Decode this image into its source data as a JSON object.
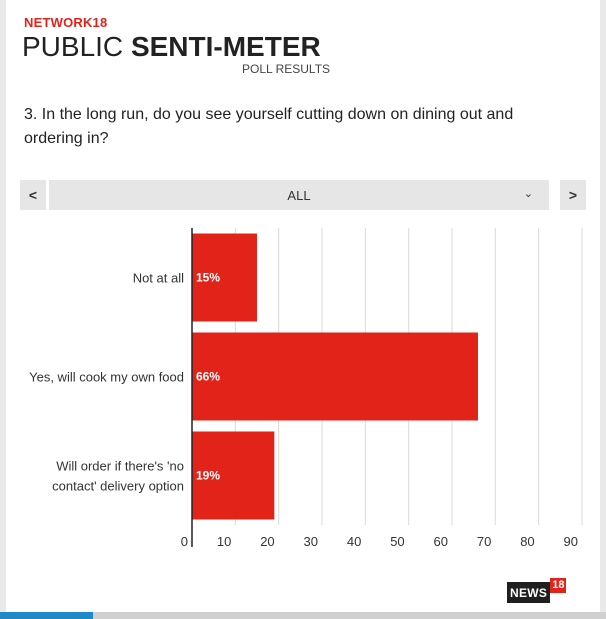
{
  "header": {
    "brand": "NETWORK18",
    "title_light": "PUBLIC ",
    "title_bold": "SENTI-METER",
    "subtitle": "POLL RESULTS"
  },
  "question": "3. In the long run, do you see yourself cutting down on dining out and ordering in?",
  "selector": {
    "prev_label": "<",
    "next_label": ">",
    "value": "ALL",
    "chevron": "chevron-down-icon"
  },
  "chart_data": {
    "type": "bar",
    "orientation": "horizontal",
    "categories": [
      [
        "Not at all"
      ],
      [
        "Yes, will cook my own food"
      ],
      [
        "Will order if there's 'no",
        "contact' delivery option"
      ]
    ],
    "values": [
      15,
      66,
      19
    ],
    "data_labels": [
      "15%",
      "66%",
      "19%"
    ],
    "xlim": [
      0,
      90
    ],
    "xticks": [
      0,
      10,
      20,
      30,
      40,
      50,
      60,
      70,
      80,
      90
    ],
    "grid": true,
    "bar_color": "#e2231a"
  },
  "logo": {
    "word": "NEWS",
    "number": "18"
  },
  "colors": {
    "accent": "#e2231a",
    "progress": "#1e88c8"
  }
}
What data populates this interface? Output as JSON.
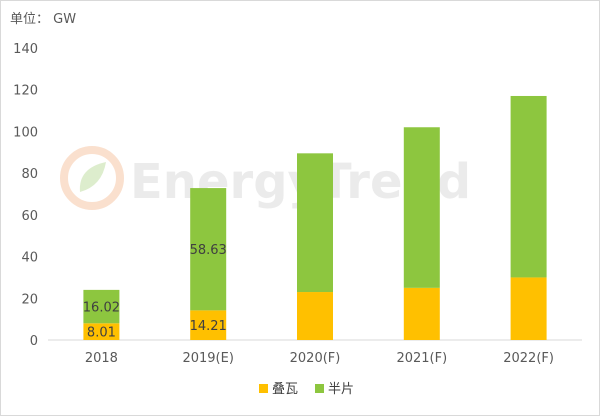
{
  "unit_label": "单位： GW",
  "watermark": "EnergyTrend",
  "chart_data": {
    "type": "bar",
    "stacked": true,
    "categories": [
      "2018",
      "2019(E)",
      "2020(F)",
      "2021(F)",
      "2022(F)"
    ],
    "series": [
      {
        "name": "叠瓦",
        "color": "#ffc000",
        "values": [
          8.01,
          14.21,
          23,
          25,
          30
        ]
      },
      {
        "name": "半片",
        "color": "#8dc63f",
        "values": [
          16.02,
          58.63,
          66.5,
          77,
          87
        ]
      }
    ],
    "data_labels": [
      {
        "series": 0,
        "index": 0,
        "text": "8.01"
      },
      {
        "series": 1,
        "index": 0,
        "text": "16.02"
      },
      {
        "series": 0,
        "index": 1,
        "text": "14.21"
      },
      {
        "series": 1,
        "index": 1,
        "text": "58.63"
      }
    ],
    "yticks": [
      0,
      20,
      40,
      60,
      80,
      100,
      120,
      140
    ],
    "ylim": [
      0,
      140
    ],
    "legend_position": "bottom",
    "grid": false
  }
}
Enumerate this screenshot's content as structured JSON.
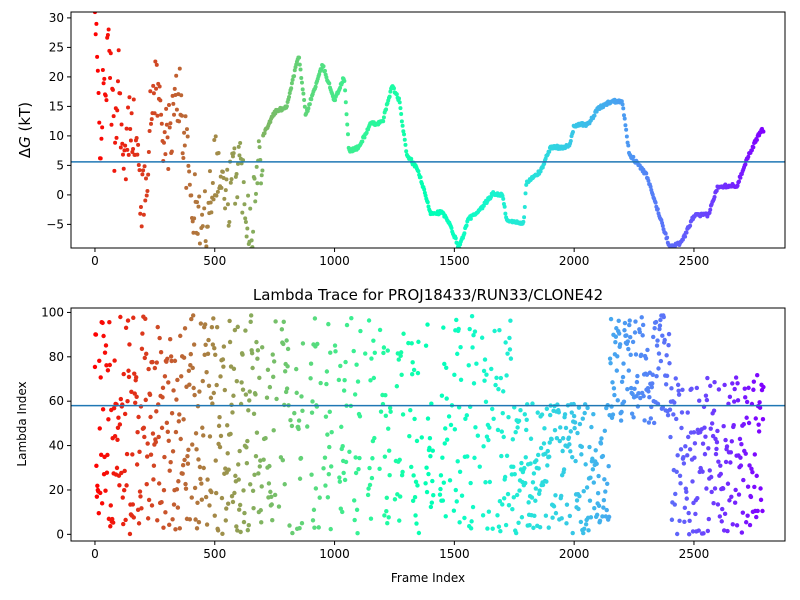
{
  "chart_data": [
    {
      "type": "scatter",
      "title": "",
      "xlabel": "",
      "ylabel": "ΔG (kT)",
      "ylabel_delta": "Δ",
      "ylabel_g": "G",
      "ylabel_unit": " (kT)",
      "xlim": [
        -100,
        2880
      ],
      "ylim": [
        -9,
        31
      ],
      "xticks": [
        0,
        500,
        1000,
        1500,
        2000,
        2500
      ],
      "yticks": [
        -5,
        0,
        5,
        10,
        15,
        20,
        25,
        30
      ],
      "hline": 5.6,
      "hline_color": "#1f77b4",
      "colormap": "rainbow (red at frame 0 → violet at later frames)",
      "grid": false,
      "trace_keypoints": [
        [
          0,
          30
        ],
        [
          20,
          10
        ],
        [
          40,
          18
        ],
        [
          60,
          25
        ],
        [
          80,
          8
        ],
        [
          100,
          22
        ],
        [
          120,
          2
        ],
        [
          150,
          15
        ],
        [
          200,
          -2
        ],
        [
          250,
          20
        ],
        [
          300,
          8
        ],
        [
          350,
          18
        ],
        [
          400,
          0
        ],
        [
          450,
          -7
        ],
        [
          500,
          6
        ],
        [
          550,
          -1
        ],
        [
          600,
          6
        ],
        [
          650,
          -5
        ],
        [
          700,
          10
        ],
        [
          750,
          14
        ],
        [
          800,
          15
        ],
        [
          850,
          23.7
        ],
        [
          880,
          13.5
        ],
        [
          900,
          16
        ],
        [
          950,
          22
        ],
        [
          1000,
          16
        ],
        [
          1040,
          20
        ],
        [
          1060,
          7.5
        ],
        [
          1100,
          8
        ],
        [
          1150,
          12
        ],
        [
          1200,
          12.3
        ],
        [
          1240,
          18.5
        ],
        [
          1270,
          16
        ],
        [
          1300,
          7
        ],
        [
          1350,
          4
        ],
        [
          1400,
          -3
        ],
        [
          1450,
          -3
        ],
        [
          1480,
          -5
        ],
        [
          1520,
          -9
        ],
        [
          1560,
          -4
        ],
        [
          1600,
          -3
        ],
        [
          1660,
          0.2
        ],
        [
          1700,
          0
        ],
        [
          1720,
          -4.5
        ],
        [
          1790,
          -4.7
        ],
        [
          1800,
          2
        ],
        [
          1860,
          4
        ],
        [
          1900,
          8
        ],
        [
          1980,
          8.2
        ],
        [
          2000,
          11.8
        ],
        [
          2060,
          12
        ],
        [
          2100,
          14.6
        ],
        [
          2150,
          15.8
        ],
        [
          2200,
          16
        ],
        [
          2230,
          7
        ],
        [
          2300,
          3.5
        ],
        [
          2360,
          -4
        ],
        [
          2400,
          -9
        ],
        [
          2450,
          -8
        ],
        [
          2500,
          -3.5
        ],
        [
          2560,
          -3.4
        ],
        [
          2600,
          1.5
        ],
        [
          2680,
          1.6
        ],
        [
          2720,
          6
        ],
        [
          2780,
          11
        ]
      ]
    },
    {
      "type": "scatter",
      "title": "Lambda Trace for PROJ18433/RUN33/CLONE42",
      "xlabel": "Frame Index",
      "ylabel": "Lambda Index",
      "xlim": [
        -100,
        2880
      ],
      "ylim": [
        -3,
        102
      ],
      "xticks": [
        0,
        500,
        1000,
        1500,
        2000,
        2500
      ],
      "yticks": [
        0,
        20,
        40,
        60,
        80,
        100
      ],
      "hline": 58,
      "hline_color": "#1f77b4",
      "colormap": "rainbow (red at frame 0 → violet at later frames)",
      "grid": false,
      "density_regions": [
        {
          "frames": [
            0,
            700
          ],
          "lambda_range": [
            0,
            99
          ],
          "pattern": "uniform scatter"
        },
        {
          "frames": [
            700,
            1250
          ],
          "lambda_range": [
            0,
            99
          ],
          "pattern": "vertical streaks"
        },
        {
          "frames": [
            1250,
            1700
          ],
          "lambda_range": [
            0,
            99
          ],
          "pattern": "clusters near 60-99"
        },
        {
          "frames": [
            1740,
            2150
          ],
          "lambda_range": [
            0,
            60
          ],
          "pattern": "dense low lambda"
        },
        {
          "frames": [
            2150,
            2400
          ],
          "lambda_range": [
            55,
            99
          ],
          "pattern": "dense high lambda"
        },
        {
          "frames": [
            2400,
            2790
          ],
          "lambda_range": [
            0,
            70
          ],
          "pattern": "scattered low-mid lambda"
        }
      ]
    }
  ]
}
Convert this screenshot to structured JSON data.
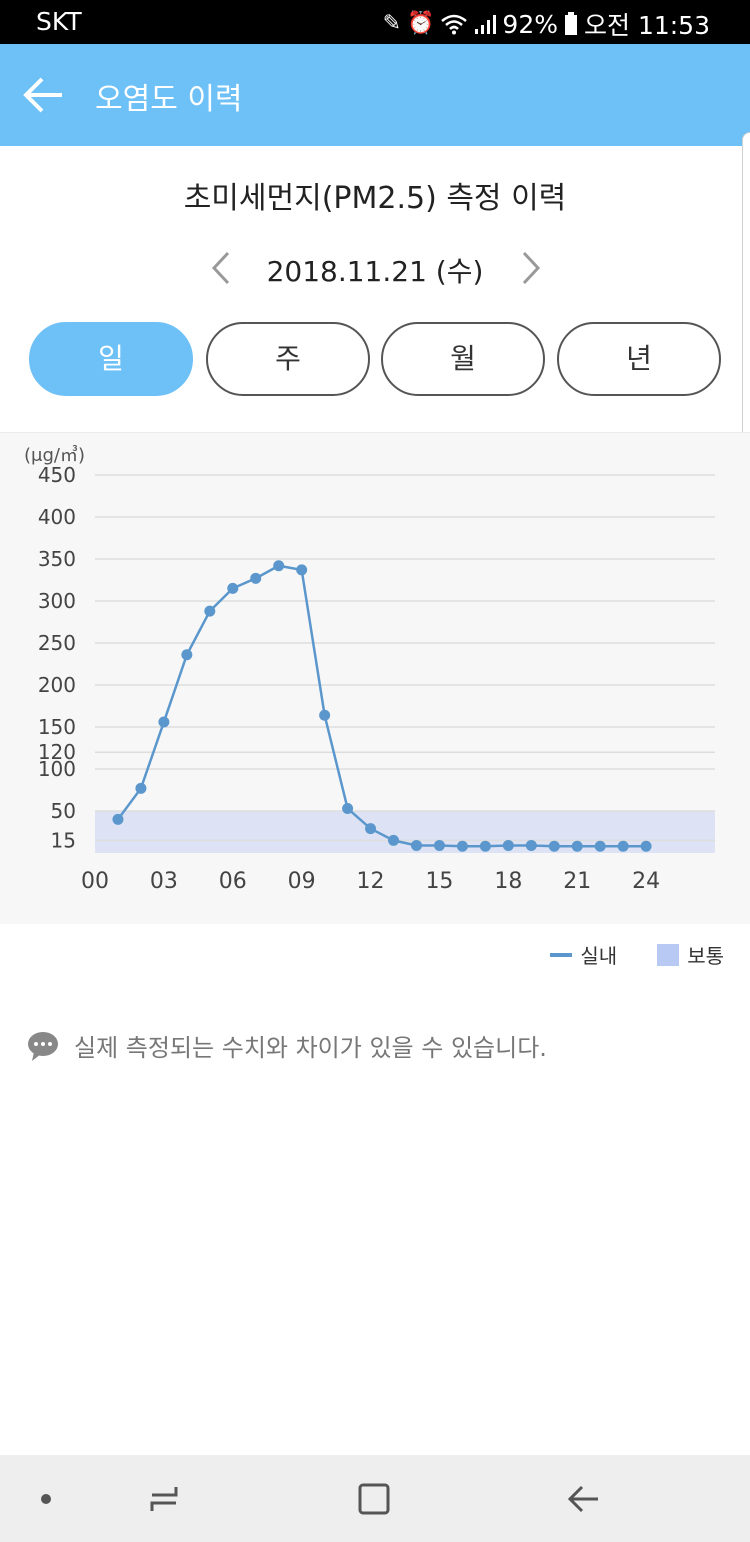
{
  "status_bar": {
    "carrier": "SKT",
    "battery": "92%",
    "time": "오전 11:53",
    "icons": [
      "pen-icon",
      "alarm-icon",
      "wifi-icon",
      "signal-icon",
      "battery-icon"
    ]
  },
  "app_bar": {
    "title": "오염도 이력",
    "back_icon": "back-arrow-icon",
    "color": "#6ec1f7"
  },
  "page": {
    "section_title": "초미세먼지(PM2.5) 측정 이력",
    "date": "2018.11.21 (수)",
    "prev_icon": "chevron-left-icon",
    "next_icon": "chevron-right-icon"
  },
  "period_tabs": [
    {
      "label": "일",
      "active": true
    },
    {
      "label": "주",
      "active": false
    },
    {
      "label": "월",
      "active": false
    },
    {
      "label": "년",
      "active": false
    }
  ],
  "chart_data": {
    "type": "line",
    "unit": "(μg/㎥)",
    "x_ticks": [
      "00",
      "03",
      "06",
      "09",
      "12",
      "15",
      "18",
      "21",
      "24"
    ],
    "xlim": [
      0,
      27
    ],
    "y_ticks": [
      15,
      50,
      100,
      120,
      150,
      200,
      250,
      300,
      350,
      400,
      450
    ],
    "ylim": [
      0,
      450
    ],
    "grid": true,
    "band": {
      "name": "보통",
      "from": 0,
      "to": 50,
      "color": "#dde3f5"
    },
    "series": [
      {
        "name": "실내",
        "color": "#5b97cc",
        "x": [
          1,
          2,
          3,
          4,
          5,
          6,
          7,
          8,
          9,
          10,
          11,
          12,
          13,
          14,
          15,
          16,
          17,
          18,
          19,
          20,
          21,
          22,
          23,
          24
        ],
        "values": [
          40,
          77,
          156,
          236,
          288,
          315,
          327,
          342,
          337,
          164,
          53,
          29,
          15,
          9,
          9,
          8,
          8,
          9,
          9,
          8,
          8,
          8,
          8,
          8
        ]
      }
    ]
  },
  "legend": {
    "line_label": "실내",
    "band_label": "보통"
  },
  "notice": {
    "icon": "speech-bubble-icon",
    "text": "실제 측정되는 수치와 차이가 있을 수 있습니다."
  },
  "nav_bar": {
    "icons": [
      "dot-icon",
      "recent-apps-icon",
      "home-icon",
      "back-icon"
    ]
  }
}
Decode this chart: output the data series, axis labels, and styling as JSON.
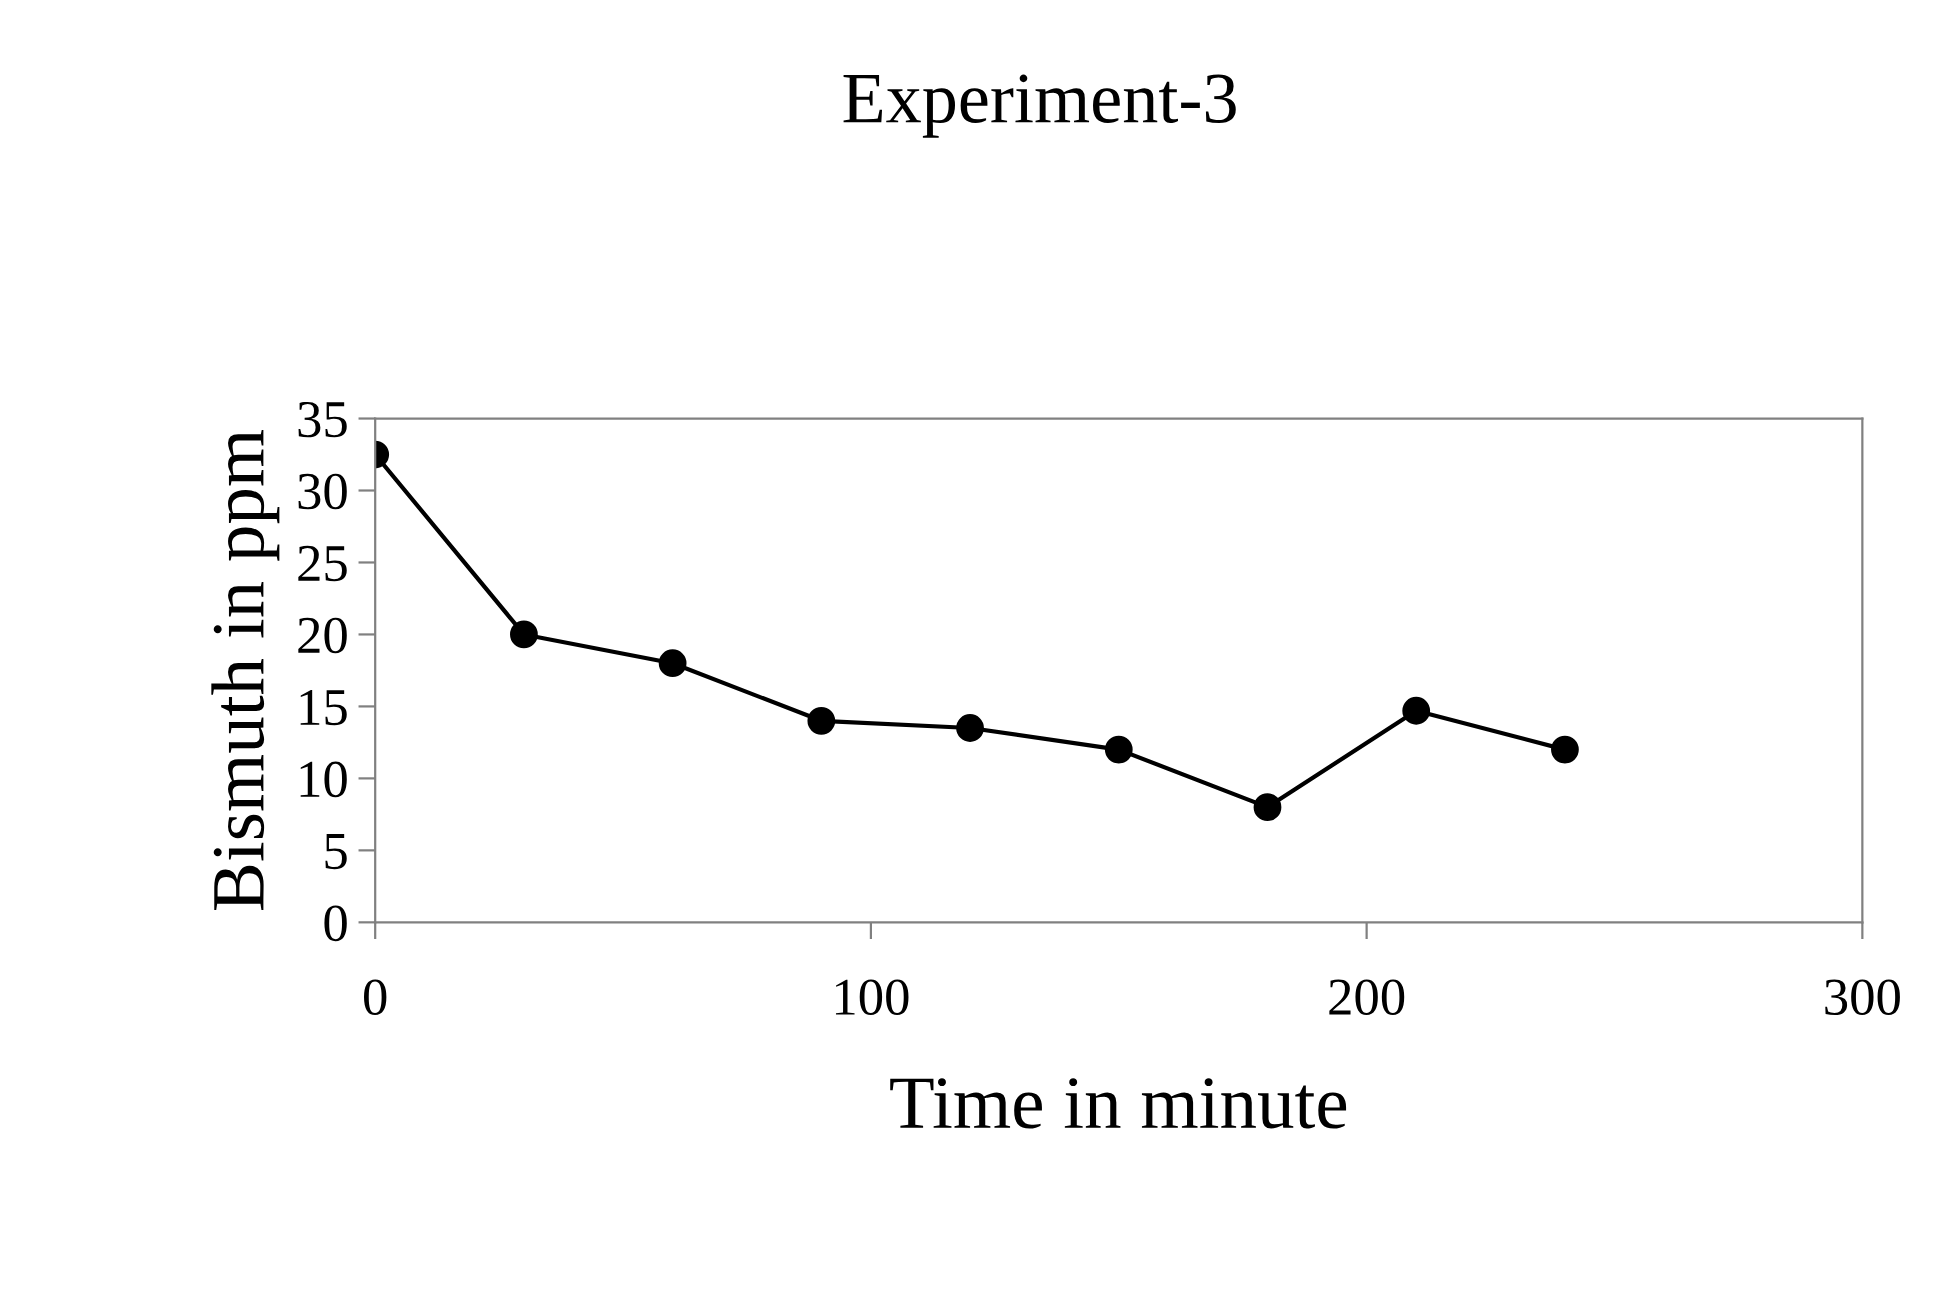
------
REQUIRED TASK ▸ Return, from the data, each line that has the word "pattern" in it.

RESPONSE FOR THIS EXERCISE ▸
          "pattern": "uniform scatter"
          "pattern": "vertical streaks"
          "pattern": "clusters near 60-99"
          "pattern": "dense low lambda"
          "pattern": "dense high lambda"
          "pattern": "scattered low-mid lambda"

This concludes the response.